* **WHAT IS EXPECTED**
In your copy, repeat the records exactly and leave out the pictures.
▬▬▬▬▬▬▬▬▬▬
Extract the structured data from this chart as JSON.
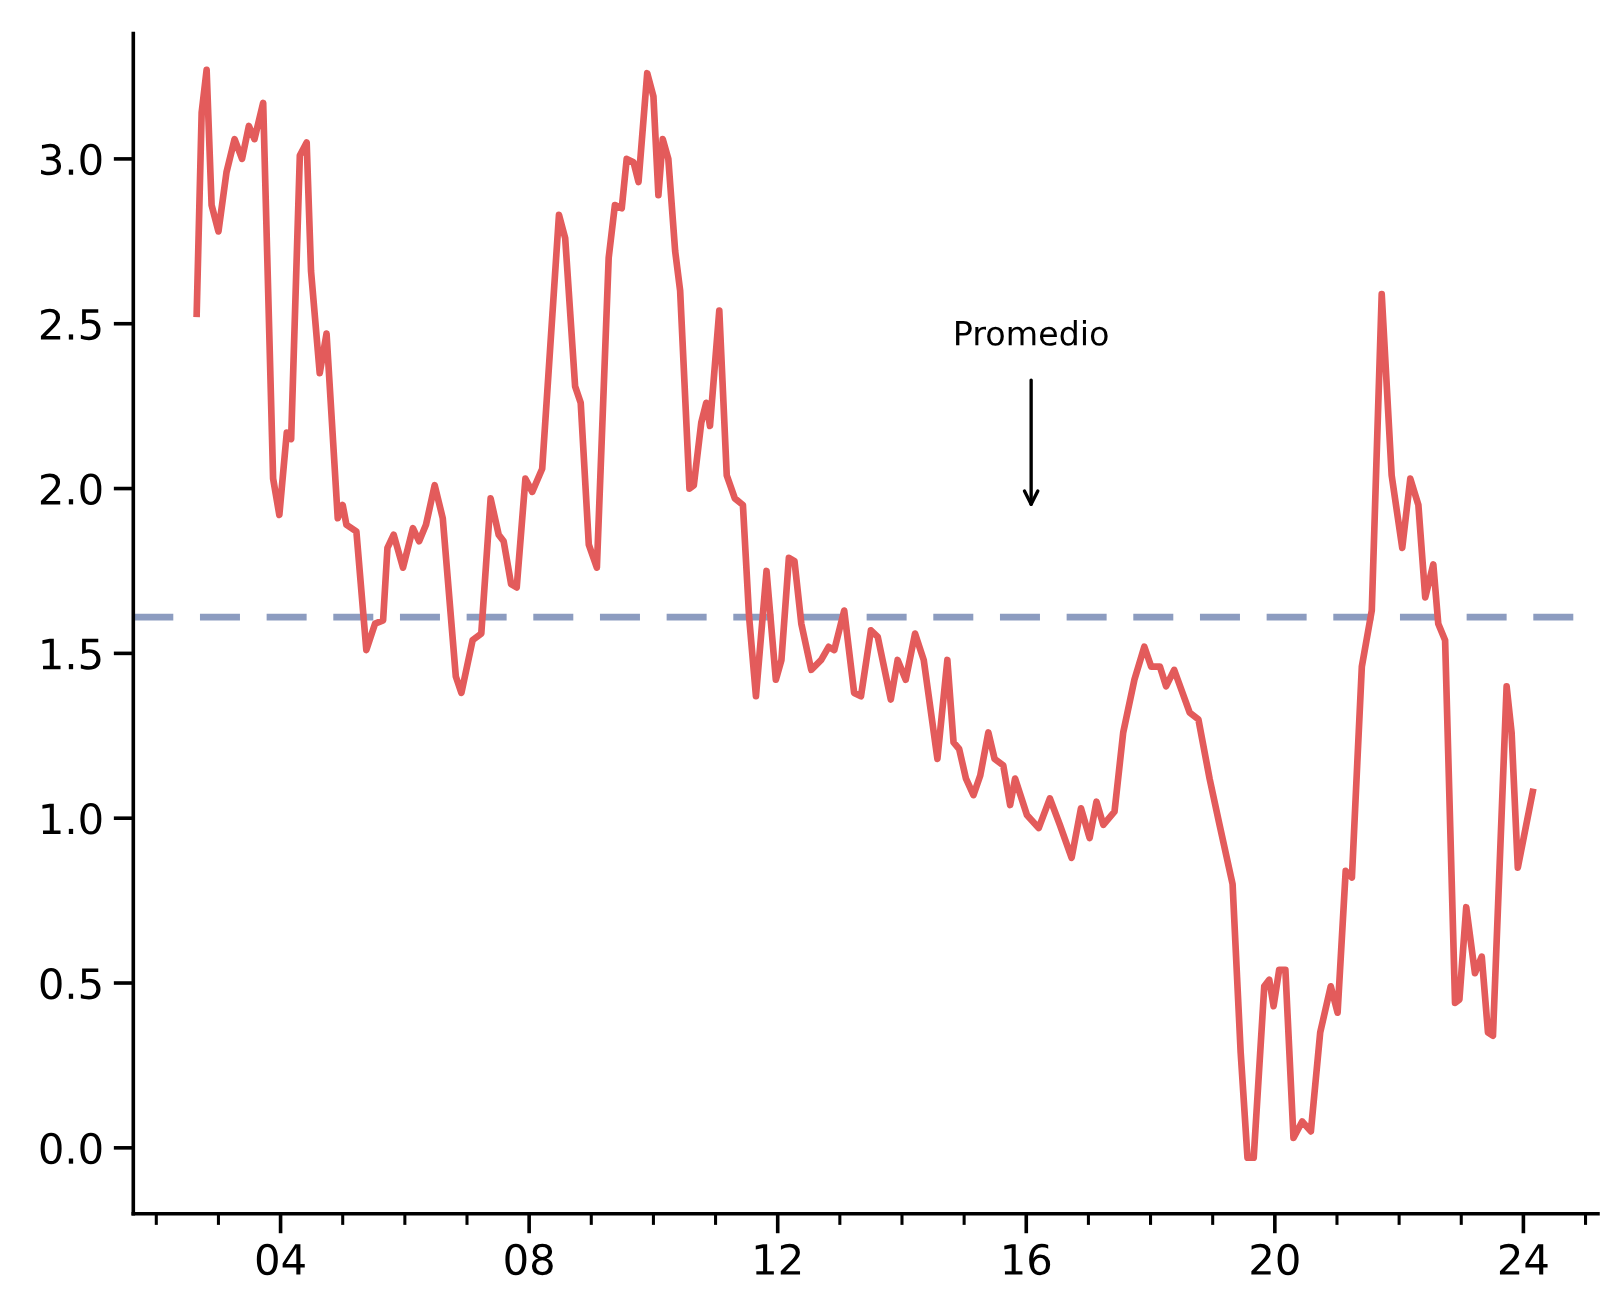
{
  "chart_data": {
    "type": "line",
    "line_style": "solid",
    "marker": "none",
    "grid": false,
    "legend": false,
    "xlim": [
      2001.63,
      2025.2
    ],
    "ylim": [
      -0.2,
      3.38
    ],
    "xticks": [
      {
        "value": 2002,
        "label": null
      },
      {
        "value": 2003,
        "label": null
      },
      {
        "value": 2004,
        "label": "04"
      },
      {
        "value": 2005,
        "label": null
      },
      {
        "value": 2006,
        "label": null
      },
      {
        "value": 2007,
        "label": null
      },
      {
        "value": 2008,
        "label": "08"
      },
      {
        "value": 2009,
        "label": null
      },
      {
        "value": 2010,
        "label": null
      },
      {
        "value": 2011,
        "label": null
      },
      {
        "value": 2012,
        "label": "12"
      },
      {
        "value": 2013,
        "label": null
      },
      {
        "value": 2014,
        "label": null
      },
      {
        "value": 2015,
        "label": null
      },
      {
        "value": 2016,
        "label": "16"
      },
      {
        "value": 2017,
        "label": null
      },
      {
        "value": 2018,
        "label": null
      },
      {
        "value": 2019,
        "label": null
      },
      {
        "value": 2020,
        "label": "20"
      },
      {
        "value": 2021,
        "label": null
      },
      {
        "value": 2022,
        "label": null
      },
      {
        "value": 2023,
        "label": null
      },
      {
        "value": 2024,
        "label": "24"
      },
      {
        "value": 2025,
        "label": null
      }
    ],
    "yticks": [
      {
        "value": 0,
        "label": "0.0"
      },
      {
        "value": 0.5,
        "label": "0.5"
      },
      {
        "value": 1,
        "label": "1.0"
      },
      {
        "value": 1.5,
        "label": "1.5"
      },
      {
        "value": 2,
        "label": "2.0"
      },
      {
        "value": 2.5,
        "label": "2.5"
      },
      {
        "value": 3,
        "label": "3.0"
      }
    ],
    "ref_lines": [
      {
        "axis": "y",
        "value": 1.61,
        "color": "#8c9cc0",
        "line_style": "dashed"
      }
    ],
    "annotations": [
      "Promedio"
    ],
    "series": [
      {
        "color": "#e35b5b",
        "x": [
          2002.65,
          2002.73,
          2002.81,
          2002.89,
          2003.0,
          2003.13,
          2003.26,
          2003.38,
          2003.49,
          2003.58,
          2003.72,
          2003.88,
          2003.98,
          2004.1,
          2004.17,
          2004.31,
          2004.42,
          2004.49,
          2004.63,
          2004.74,
          2004.92,
          2005.0,
          2005.06,
          2005.22,
          2005.38,
          2005.52,
          2005.65,
          2005.72,
          2005.82,
          2005.97,
          2006.13,
          2006.23,
          2006.34,
          2006.48,
          2006.61,
          2006.82,
          2006.91,
          2007.09,
          2007.23,
          2007.38,
          2007.51,
          2007.59,
          2007.71,
          2007.8,
          2007.94,
          2008.05,
          2008.21,
          2008.48,
          2008.58,
          2008.74,
          2008.83,
          2008.96,
          2009.09,
          2009.28,
          2009.38,
          2009.49,
          2009.57,
          2009.68,
          2009.76,
          2009.9,
          2010.0,
          2010.08,
          2010.15,
          2010.24,
          2010.35,
          2010.43,
          2010.58,
          2010.65,
          2010.77,
          2010.85,
          2010.91,
          2011.06,
          2011.18,
          2011.31,
          2011.44,
          2011.54,
          2011.65,
          2011.82,
          2011.97,
          2012.06,
          2012.18,
          2012.27,
          2012.38,
          2012.54,
          2012.7,
          2012.82,
          2012.91,
          2013.07,
          2013.23,
          2013.34,
          2013.5,
          2013.61,
          2013.82,
          2013.93,
          2014.06,
          2014.21,
          2014.35,
          2014.57,
          2014.73,
          2014.83,
          2014.92,
          2015.03,
          2015.15,
          2015.26,
          2015.39,
          2015.49,
          2015.63,
          2015.74,
          2015.82,
          2016.01,
          2016.2,
          2016.38,
          2016.54,
          2016.73,
          2016.88,
          2017.02,
          2017.13,
          2017.24,
          2017.42,
          2017.56,
          2017.74,
          2017.9,
          2018.01,
          2018.15,
          2018.25,
          2018.38,
          2018.63,
          2018.77,
          2018.95,
          2019.11,
          2019.32,
          2019.45,
          2019.56,
          2019.66,
          2019.83,
          2019.91,
          2019.98,
          2020.07,
          2020.17,
          2020.3,
          2020.44,
          2020.58,
          2020.73,
          2020.9,
          2021.01,
          2021.14,
          2021.24,
          2021.4,
          2021.56,
          2021.72,
          2021.88,
          2022.05,
          2022.18,
          2022.31,
          2022.42,
          2022.55,
          2022.63,
          2022.74,
          2022.9,
          2022.97,
          2023.08,
          2023.22,
          2023.33,
          2023.43,
          2023.51,
          2023.73,
          2023.81,
          2023.91,
          2024.15
        ],
        "values": [
          2.53,
          3.14,
          3.27,
          2.86,
          2.78,
          2.96,
          3.06,
          3.0,
          3.1,
          3.06,
          3.17,
          2.03,
          1.92,
          2.17,
          2.15,
          3.01,
          3.05,
          2.66,
          2.35,
          2.47,
          1.91,
          1.95,
          1.89,
          1.87,
          1.51,
          1.59,
          1.6,
          1.82,
          1.86,
          1.76,
          1.88,
          1.84,
          1.89,
          2.01,
          1.91,
          1.43,
          1.38,
          1.54,
          1.56,
          1.97,
          1.86,
          1.84,
          1.71,
          1.7,
          2.03,
          1.99,
          2.06,
          2.83,
          2.76,
          2.31,
          2.26,
          1.83,
          1.76,
          2.7,
          2.86,
          2.85,
          3.0,
          2.99,
          2.93,
          3.26,
          3.19,
          2.89,
          3.06,
          3.0,
          2.72,
          2.6,
          2.0,
          2.01,
          2.2,
          2.26,
          2.19,
          2.54,
          2.04,
          1.97,
          1.95,
          1.61,
          1.37,
          1.75,
          1.42,
          1.48,
          1.79,
          1.78,
          1.59,
          1.45,
          1.48,
          1.52,
          1.51,
          1.63,
          1.38,
          1.37,
          1.57,
          1.55,
          1.36,
          1.48,
          1.42,
          1.56,
          1.48,
          1.18,
          1.48,
          1.23,
          1.21,
          1.12,
          1.07,
          1.13,
          1.26,
          1.18,
          1.16,
          1.04,
          1.12,
          1.01,
          0.97,
          1.06,
          0.98,
          0.88,
          1.03,
          0.94,
          1.05,
          0.98,
          1.02,
          1.26,
          1.42,
          1.52,
          1.46,
          1.46,
          1.4,
          1.45,
          1.32,
          1.3,
          1.12,
          0.98,
          0.8,
          0.29,
          -0.03,
          -0.03,
          0.49,
          0.51,
          0.43,
          0.54,
          0.54,
          0.03,
          0.08,
          0.05,
          0.35,
          0.49,
          0.41,
          0.84,
          0.82,
          1.46,
          1.63,
          2.59,
          2.04,
          1.82,
          2.03,
          1.95,
          1.67,
          1.77,
          1.59,
          1.54,
          0.44,
          0.45,
          0.73,
          0.53,
          0.58,
          0.35,
          0.34,
          1.4,
          1.26,
          0.85,
          1.08
        ]
      }
    ]
  }
}
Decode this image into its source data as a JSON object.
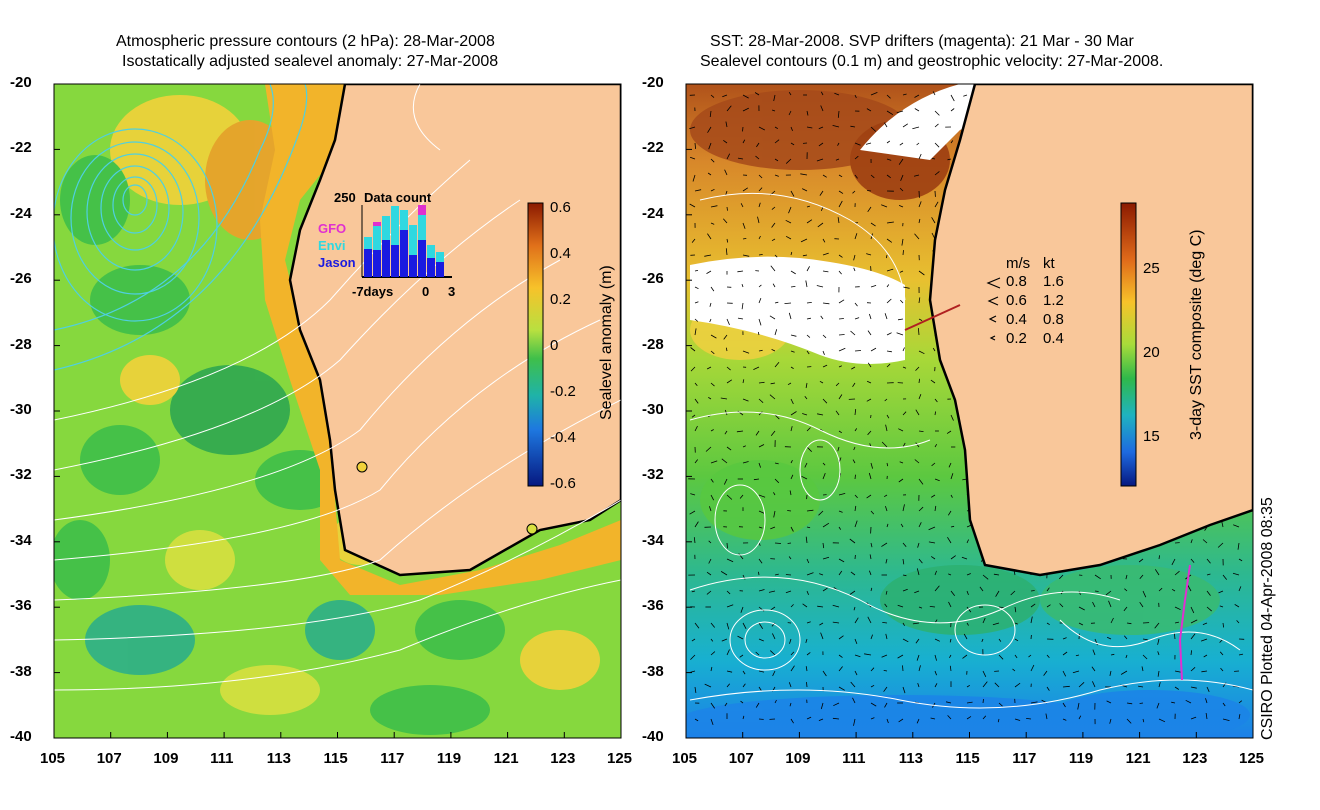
▬▬▬▬▬▬▬▬▬▬
* **EXERCISE RESULT**
Extract the structured data from this chart as JSON.
{
  "chart_data": {
    "type": "line",
    "line_style": "solid",
    "marker": "none",
    "grid": false,
    "legend": false,
    "xlim": [
      2001.63,
      2025.2
    ],
    "ylim": [
      -0.2,
      3.38
    ],
    "xticks": [
      {
        "value": 2002,
        "label": null
      },
      {
        "value": 2003,
        "label": null
      },
      {
        "value": 2004,
        "label": "04"
      },
      {
        "value": 2005,
        "label": null
      },
      {
        "value": 2006,
        "label": null
      },
      {
        "value": 2007,
        "label": null
      },
      {
        "value": 2008,
        "label": "08"
      },
      {
        "value": 2009,
        "label": null
      },
      {
        "value": 2010,
        "label": null
      },
      {
        "value": 2011,
        "label": null
      },
      {
        "value": 2012,
        "label": "12"
      },
      {
        "value": 2013,
        "label": null
      },
      {
        "value": 2014,
        "label": null
      },
      {
        "value": 2015,
        "label": null
      },
      {
        "value": 2016,
        "label": "16"
      },
      {
        "value": 2017,
        "label": null
      },
      {
        "value": 2018,
        "label": null
      },
      {
        "value": 2019,
        "label": null
      },
      {
        "value": 2020,
        "label": "20"
      },
      {
        "value": 2021,
        "label": null
      },
      {
        "value": 2022,
        "label": null
      },
      {
        "value": 2023,
        "label": null
      },
      {
        "value": 2024,
        "label": "24"
      },
      {
        "value": 2025,
        "label": null
      }
    ],
    "yticks": [
      {
        "value": 0,
        "label": "0.0"
      },
      {
        "value": 0.5,
        "label": "0.5"
      },
      {
        "value": 1,
        "label": "1.0"
      },
      {
        "value": 1.5,
        "label": "1.5"
      },
      {
        "value": 2,
        "label": "2.0"
      },
      {
        "value": 2.5,
        "label": "2.5"
      },
      {
        "value": 3,
        "label": "3.0"
      }
    ],
    "ref_lines": [
      {
        "axis": "y",
        "value": 1.61,
        "color": "#8c9cc0",
        "line_style": "dashed"
      }
    ],
    "annotations": [
      "Promedio"
    ],
    "series": [
      {
        "color": "#e35b5b",
        "x": [
          2002.65,
          2002.73,
          2002.81,
          2002.89,
          2003.0,
          2003.13,
          2003.26,
          2003.38,
          2003.49,
          2003.58,
          2003.72,
          2003.88,
          2003.98,
          2004.1,
          2004.17,
          2004.31,
          2004.42,
          2004.49,
          2004.63,
          2004.74,
          2004.92,
          2005.0,
          2005.06,
          2005.22,
          2005.38,
          2005.52,
          2005.65,
          2005.72,
          2005.82,
          2005.97,
          2006.13,
          2006.23,
          2006.34,
          2006.48,
          2006.61,
          2006.82,
          2006.91,
          2007.09,
          2007.23,
          2007.38,
          2007.51,
          2007.59,
          2007.71,
          2007.8,
          2007.94,
          2008.05,
          2008.21,
          2008.48,
          2008.58,
          2008.74,
          2008.83,
          2008.96,
          2009.09,
          2009.28,
          2009.38,
          2009.49,
          2009.57,
          2009.68,
          2009.76,
          2009.9,
          2010.0,
          2010.08,
          2010.15,
          2010.24,
          2010.35,
          2010.43,
          2010.58,
          2010.65,
          2010.77,
          2010.85,
          2010.91,
          2011.06,
          2011.18,
          2011.31,
          2011.44,
          2011.54,
          2011.65,
          2011.82,
          2011.97,
          2012.06,
          2012.18,
          2012.27,
          2012.38,
          2012.54,
          2012.7,
          2012.82,
          2012.91,
          2013.07,
          2013.23,
          2013.34,
          2013.5,
          2013.61,
          2013.82,
          2013.93,
          2014.06,
          2014.21,
          2014.35,
          2014.57,
          2014.73,
          2014.83,
          2014.92,
          2015.03,
          2015.15,
          2015.26,
          2015.39,
          2015.49,
          2015.63,
          2015.74,
          2015.82,
          2016.01,
          2016.2,
          2016.38,
          2016.54,
          2016.73,
          2016.88,
          2017.02,
          2017.13,
          2017.24,
          2017.42,
          2017.56,
          2017.74,
          2017.9,
          2018.01,
          2018.15,
          2018.25,
          2018.38,
          2018.63,
          2018.77,
          2018.95,
          2019.11,
          2019.32,
          2019.45,
          2019.56,
          2019.66,
          2019.83,
          2019.91,
          2019.98,
          2020.07,
          2020.17,
          2020.3,
          2020.44,
          2020.58,
          2020.73,
          2020.9,
          2021.01,
          2021.14,
          2021.24,
          2021.4,
          2021.56,
          2021.72,
          2021.88,
          2022.05,
          2022.18,
          2022.31,
          2022.42,
          2022.55,
          2022.63,
          2022.74,
          2022.9,
          2022.97,
          2023.08,
          2023.22,
          2023.33,
          2023.43,
          2023.51,
          2023.73,
          2023.81,
          2023.91,
          2024.15
        ],
        "values": [
          2.53,
          3.14,
          3.27,
          2.86,
          2.78,
          2.96,
          3.06,
          3.0,
          3.1,
          3.06,
          3.17,
          2.03,
          1.92,
          2.17,
          2.15,
          3.01,
          3.05,
          2.66,
          2.35,
          2.47,
          1.91,
          1.95,
          1.89,
          1.87,
          1.51,
          1.59,
          1.6,
          1.82,
          1.86,
          1.76,
          1.88,
          1.84,
          1.89,
          2.01,
          1.91,
          1.43,
          1.38,
          1.54,
          1.56,
          1.97,
          1.86,
          1.84,
          1.71,
          1.7,
          2.03,
          1.99,
          2.06,
          2.83,
          2.76,
          2.31,
          2.26,
          1.83,
          1.76,
          2.7,
          2.86,
          2.85,
          3.0,
          2.99,
          2.93,
          3.26,
          3.19,
          2.89,
          3.06,
          3.0,
          2.72,
          2.6,
          2.0,
          2.01,
          2.2,
          2.26,
          2.19,
          2.54,
          2.04,
          1.97,
          1.95,
          1.61,
          1.37,
          1.75,
          1.42,
          1.48,
          1.79,
          1.78,
          1.59,
          1.45,
          1.48,
          1.52,
          1.51,
          1.63,
          1.38,
          1.37,
          1.57,
          1.55,
          1.36,
          1.48,
          1.42,
          1.56,
          1.48,
          1.18,
          1.48,
          1.23,
          1.21,
          1.12,
          1.07,
          1.13,
          1.26,
          1.18,
          1.16,
          1.04,
          1.12,
          1.01,
          0.97,
          1.06,
          0.98,
          0.88,
          1.03,
          0.94,
          1.05,
          0.98,
          1.02,
          1.26,
          1.42,
          1.52,
          1.46,
          1.46,
          1.4,
          1.45,
          1.32,
          1.3,
          1.12,
          0.98,
          0.8,
          0.29,
          -0.03,
          -0.03,
          0.49,
          0.51,
          0.43,
          0.54,
          0.54,
          0.03,
          0.08,
          0.05,
          0.35,
          0.49,
          0.41,
          0.84,
          0.82,
          1.46,
          1.63,
          2.59,
          2.04,
          1.82,
          2.03,
          1.95,
          1.67,
          1.77,
          1.59,
          1.54,
          0.44,
          0.45,
          0.73,
          0.53,
          0.58,
          0.35,
          0.34,
          1.4,
          1.26,
          0.85,
          1.08
        ]
      }
    ]
  }
}
Decode this image into its source data as a JSON object.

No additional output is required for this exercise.